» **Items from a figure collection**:
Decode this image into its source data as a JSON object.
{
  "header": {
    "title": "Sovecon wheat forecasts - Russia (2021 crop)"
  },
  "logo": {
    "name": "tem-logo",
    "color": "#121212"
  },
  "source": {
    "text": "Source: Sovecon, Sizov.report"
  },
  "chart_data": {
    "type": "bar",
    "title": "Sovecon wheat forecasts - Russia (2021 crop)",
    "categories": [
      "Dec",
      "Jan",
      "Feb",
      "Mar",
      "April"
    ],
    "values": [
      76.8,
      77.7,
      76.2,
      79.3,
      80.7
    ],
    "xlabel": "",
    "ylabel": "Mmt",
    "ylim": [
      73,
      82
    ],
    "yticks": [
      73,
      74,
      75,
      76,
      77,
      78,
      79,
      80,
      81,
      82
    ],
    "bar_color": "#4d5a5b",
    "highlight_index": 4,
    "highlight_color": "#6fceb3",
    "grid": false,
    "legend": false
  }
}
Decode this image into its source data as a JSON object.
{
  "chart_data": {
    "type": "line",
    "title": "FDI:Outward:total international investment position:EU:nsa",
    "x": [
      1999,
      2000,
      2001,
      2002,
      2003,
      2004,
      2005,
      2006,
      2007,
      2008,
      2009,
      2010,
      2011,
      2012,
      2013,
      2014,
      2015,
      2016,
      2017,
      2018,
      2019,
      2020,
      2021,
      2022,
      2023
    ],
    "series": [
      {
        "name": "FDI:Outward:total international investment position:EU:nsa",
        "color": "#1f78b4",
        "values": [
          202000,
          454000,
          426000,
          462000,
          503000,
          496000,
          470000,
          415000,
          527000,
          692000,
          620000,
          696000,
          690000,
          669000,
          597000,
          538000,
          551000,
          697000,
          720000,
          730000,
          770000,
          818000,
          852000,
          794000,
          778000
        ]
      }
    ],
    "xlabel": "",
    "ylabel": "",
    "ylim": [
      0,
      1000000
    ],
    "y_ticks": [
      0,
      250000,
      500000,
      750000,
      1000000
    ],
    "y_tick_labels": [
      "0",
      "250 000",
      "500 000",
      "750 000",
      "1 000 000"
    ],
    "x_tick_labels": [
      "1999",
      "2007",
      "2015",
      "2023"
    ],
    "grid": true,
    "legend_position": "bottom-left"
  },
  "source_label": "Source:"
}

» **Exercise**: Your task is to retype all of the records exactly.

» **Reply to the task**:
Decode this image into its source data as a JSON object.
{
  "header": {
    "title": "Sovecon wheat forecasts - Russia (2021 crop)"
  },
  "logo": {
    "name": "tem-logo",
    "color": "#121212"
  },
  "source": {
    "text": "Source: Sovecon, Sizov.report"
  },
  "chart_data": {
    "type": "bar",
    "title": "Sovecon wheat forecasts - Russia (2021 crop)",
    "categories": [
      "Dec",
      "Jan",
      "Feb",
      "Mar",
      "April"
    ],
    "values": [
      76.8,
      77.7,
      76.2,
      79.3,
      80.7
    ],
    "xlabel": "",
    "ylabel": "Mmt",
    "ylim": [
      73,
      82
    ],
    "yticks": [
      73,
      74,
      75,
      76,
      77,
      78,
      79,
      80,
      81,
      82
    ],
    "bar_color": "#4d5a5b",
    "highlight_index": 4,
    "highlight_color": "#6fceb3",
    "grid": false,
    "legend": false
  }
}
Decode this image into its source data as a JSON object.
{
  "chart_data": {
    "type": "line",
    "title": "FDI:Outward:total international investment position:EU:nsa",
    "x": [
      1999,
      2000,
      2001,
      2002,
      2003,
      2004,
      2005,
      2006,
      2007,
      2008,
      2009,
      2010,
      2011,
      2012,
      2013,
      2014,
      2015,
      2016,
      2017,
      2018,
      2019,
      2020,
      2021,
      2022,
      2023
    ],
    "series": [
      {
        "name": "FDI:Outward:total international investment position:EU:nsa",
        "color": "#1f78b4",
        "values": [
          202000,
          454000,
          426000,
          462000,
          503000,
          496000,
          470000,
          415000,
          527000,
          692000,
          620000,
          696000,
          690000,
          669000,
          597000,
          538000,
          551000,
          697000,
          720000,
          730000,
          770000,
          818000,
          852000,
          794000,
          778000
        ]
      }
    ],
    "xlabel": "",
    "ylabel": "",
    "ylim": [
      0,
      1000000
    ],
    "y_ticks": [
      0,
      250000,
      500000,
      750000,
      1000000
    ],
    "y_tick_labels": [
      "0",
      "250 000",
      "500 000",
      "750 000",
      "1 000 000"
    ],
    "x_tick_labels": [
      "1999",
      "2007",
      "2015",
      "2023"
    ],
    "grid": true,
    "legend_position": "bottom-left"
  },
  "source_label": "Source:"
}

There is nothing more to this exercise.